_EXERCISE REQUIREMENTS_.
Copy out the stretch of the "Internet in a box" email that starts with the words "Date: Tue, 11" and ends with "the BBS serve?", swapping in "bulletin board system" wherever "BBS" appears.

[9576] in Commercialization & Privatization of the Internet
Re: Internet in a box
daemon@ATHENA.MIT.EDU (John Galloway)
Tue Jan 11 17:38:19 1994
From: John Galloway <jrg@rahul.net>
To: peterd@bunyip.com (Peter Deutsch)
Date: Tue, 11 Jan 1994 14:36:16 -0800 (PST)
Cc: stpeters@dawn.crd.ge.com, jrg@galloway.sj.ca.us, com-priv@psi.com
In-Reply-To: <9401111943.AA23773@expresso.bunyip.com> from "Peter Deutsch" at Jan 11, 94 02:43:05 pm
Reply-To: jrg@galloway.sj.ca.us
>
> [ You wrote: ]
>
> >
> > > 2) Once the end user has this (or any other IP) capability what purpose
> > > does the BBS serve?
> >
> > None, one hopes. (Well, I hope.)
>
> I must disagree with these sentiments, since I think one
> of the single largest business opportunities coming up in
> the next couple of years will be in "packaging"
> information for specific user communities.
>
> Now, BBS operators do need to recognize the extra value
> that exists in allowing users to "escape" to the net if
But the net IS the resource the users are accessing, they
don't escape to it. Your own system is your window to the
net, not the BBS.

_RECORDED DATA_.
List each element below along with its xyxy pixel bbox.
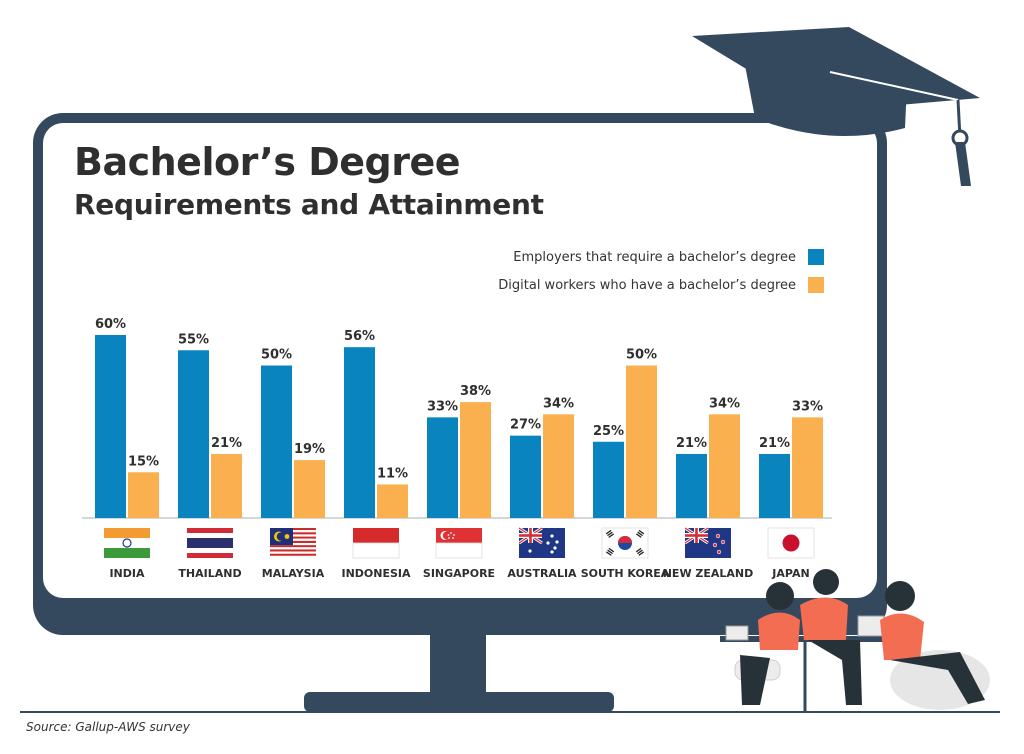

_COMPLETE RESPONSE_.
Date: Tue, 11 Jan 1994 14:36:16 -0800 (PST)
Cc: stpeters@dawn.crd.ge.com, jrg@galloway.sj.ca.us, com-priv@psi.com
In-Reply-To: <9401111943.AA23773@expresso.bunyip.com> from "Peter Deutsch" at Jan 11, 94 02:43:05 pm
Reply-To: jrg@galloway.sj.ca.us
>
> [ You wrote: ]
>
> >
> > > 2) Once the end user has this (or any other IP) capability what purpose
> > > does the bulletin board system serve?